◆ **WHAT YOU SHOULD DO**
In the data, extract each line that holds the string "title".

◆ **DATA PROVIDED**
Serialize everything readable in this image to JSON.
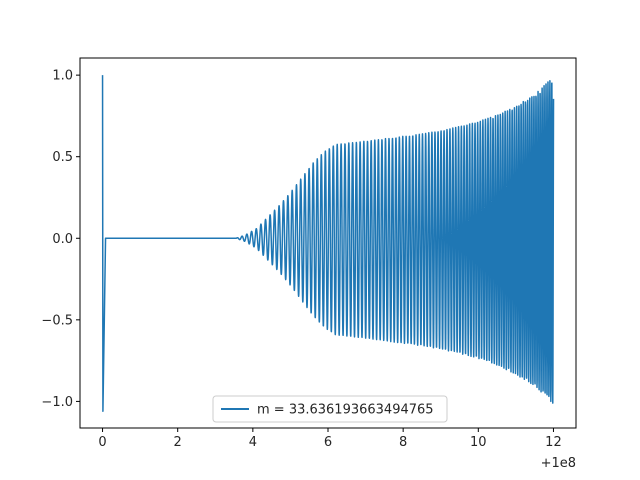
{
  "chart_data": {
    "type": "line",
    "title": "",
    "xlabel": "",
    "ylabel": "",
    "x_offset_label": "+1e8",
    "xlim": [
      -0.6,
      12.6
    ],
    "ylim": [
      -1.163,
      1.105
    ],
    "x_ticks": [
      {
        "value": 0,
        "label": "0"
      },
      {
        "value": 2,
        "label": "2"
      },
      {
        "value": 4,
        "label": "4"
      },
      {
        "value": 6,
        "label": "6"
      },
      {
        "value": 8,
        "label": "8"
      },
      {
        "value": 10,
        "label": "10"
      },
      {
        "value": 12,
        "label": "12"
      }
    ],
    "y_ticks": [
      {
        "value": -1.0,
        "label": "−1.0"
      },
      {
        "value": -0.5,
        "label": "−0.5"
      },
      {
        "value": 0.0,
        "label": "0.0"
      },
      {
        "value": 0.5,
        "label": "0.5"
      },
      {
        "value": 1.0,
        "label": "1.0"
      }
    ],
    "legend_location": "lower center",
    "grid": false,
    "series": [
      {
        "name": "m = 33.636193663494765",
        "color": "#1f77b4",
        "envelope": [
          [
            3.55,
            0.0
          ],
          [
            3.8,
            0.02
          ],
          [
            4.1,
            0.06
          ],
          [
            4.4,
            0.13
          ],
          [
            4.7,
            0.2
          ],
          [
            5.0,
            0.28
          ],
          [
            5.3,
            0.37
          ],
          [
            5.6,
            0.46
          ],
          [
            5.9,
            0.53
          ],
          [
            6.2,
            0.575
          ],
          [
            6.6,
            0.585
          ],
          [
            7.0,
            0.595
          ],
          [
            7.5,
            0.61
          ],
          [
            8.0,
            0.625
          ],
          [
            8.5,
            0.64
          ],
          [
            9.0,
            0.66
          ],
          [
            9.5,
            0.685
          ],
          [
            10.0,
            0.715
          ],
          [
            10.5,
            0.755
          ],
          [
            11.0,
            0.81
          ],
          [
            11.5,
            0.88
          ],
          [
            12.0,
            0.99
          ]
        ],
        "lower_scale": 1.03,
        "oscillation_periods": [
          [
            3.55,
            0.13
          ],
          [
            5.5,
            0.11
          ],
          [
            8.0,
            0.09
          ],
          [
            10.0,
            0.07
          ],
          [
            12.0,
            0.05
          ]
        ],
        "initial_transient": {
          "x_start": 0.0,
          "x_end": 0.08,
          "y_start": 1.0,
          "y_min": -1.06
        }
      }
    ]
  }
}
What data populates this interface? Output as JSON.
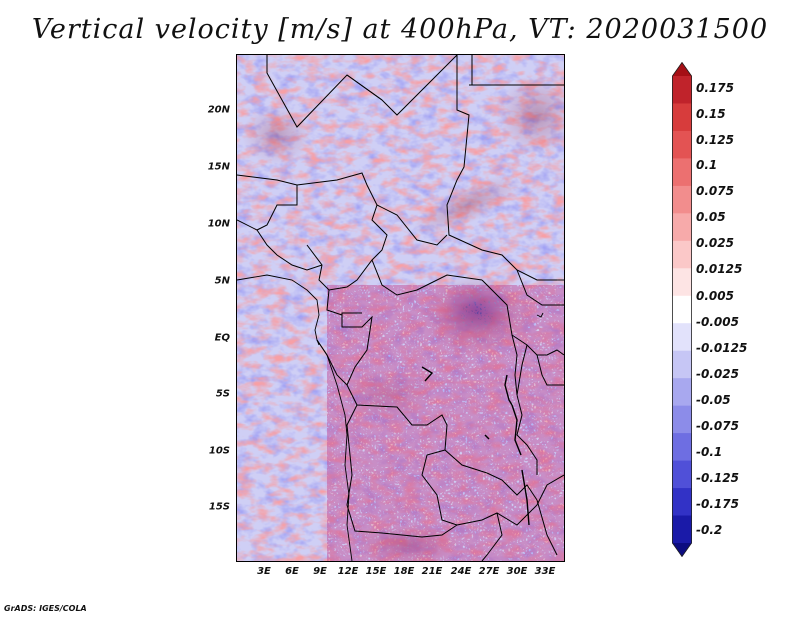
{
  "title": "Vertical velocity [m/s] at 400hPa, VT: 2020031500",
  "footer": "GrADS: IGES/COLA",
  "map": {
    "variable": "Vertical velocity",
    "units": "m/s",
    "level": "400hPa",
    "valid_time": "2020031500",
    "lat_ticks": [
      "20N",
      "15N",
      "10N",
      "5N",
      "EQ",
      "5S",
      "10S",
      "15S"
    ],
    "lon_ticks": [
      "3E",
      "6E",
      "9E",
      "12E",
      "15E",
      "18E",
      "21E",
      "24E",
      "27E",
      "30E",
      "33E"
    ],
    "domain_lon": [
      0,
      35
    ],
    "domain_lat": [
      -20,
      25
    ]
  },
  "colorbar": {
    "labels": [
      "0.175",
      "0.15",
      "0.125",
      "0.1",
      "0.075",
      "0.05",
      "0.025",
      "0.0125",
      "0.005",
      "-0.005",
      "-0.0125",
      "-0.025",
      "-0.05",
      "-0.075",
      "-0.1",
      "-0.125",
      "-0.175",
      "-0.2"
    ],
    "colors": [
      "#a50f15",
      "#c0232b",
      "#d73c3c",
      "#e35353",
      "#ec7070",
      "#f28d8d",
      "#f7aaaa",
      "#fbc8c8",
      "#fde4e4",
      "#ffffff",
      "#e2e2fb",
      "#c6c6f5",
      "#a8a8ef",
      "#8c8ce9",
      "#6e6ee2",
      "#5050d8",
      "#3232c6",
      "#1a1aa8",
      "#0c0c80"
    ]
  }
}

◆ **RESULT OF THIS EXERCISE**
    "title": "",
  "title": "Vertical velocity [m/s] at 400hPa, VT: 2020031500",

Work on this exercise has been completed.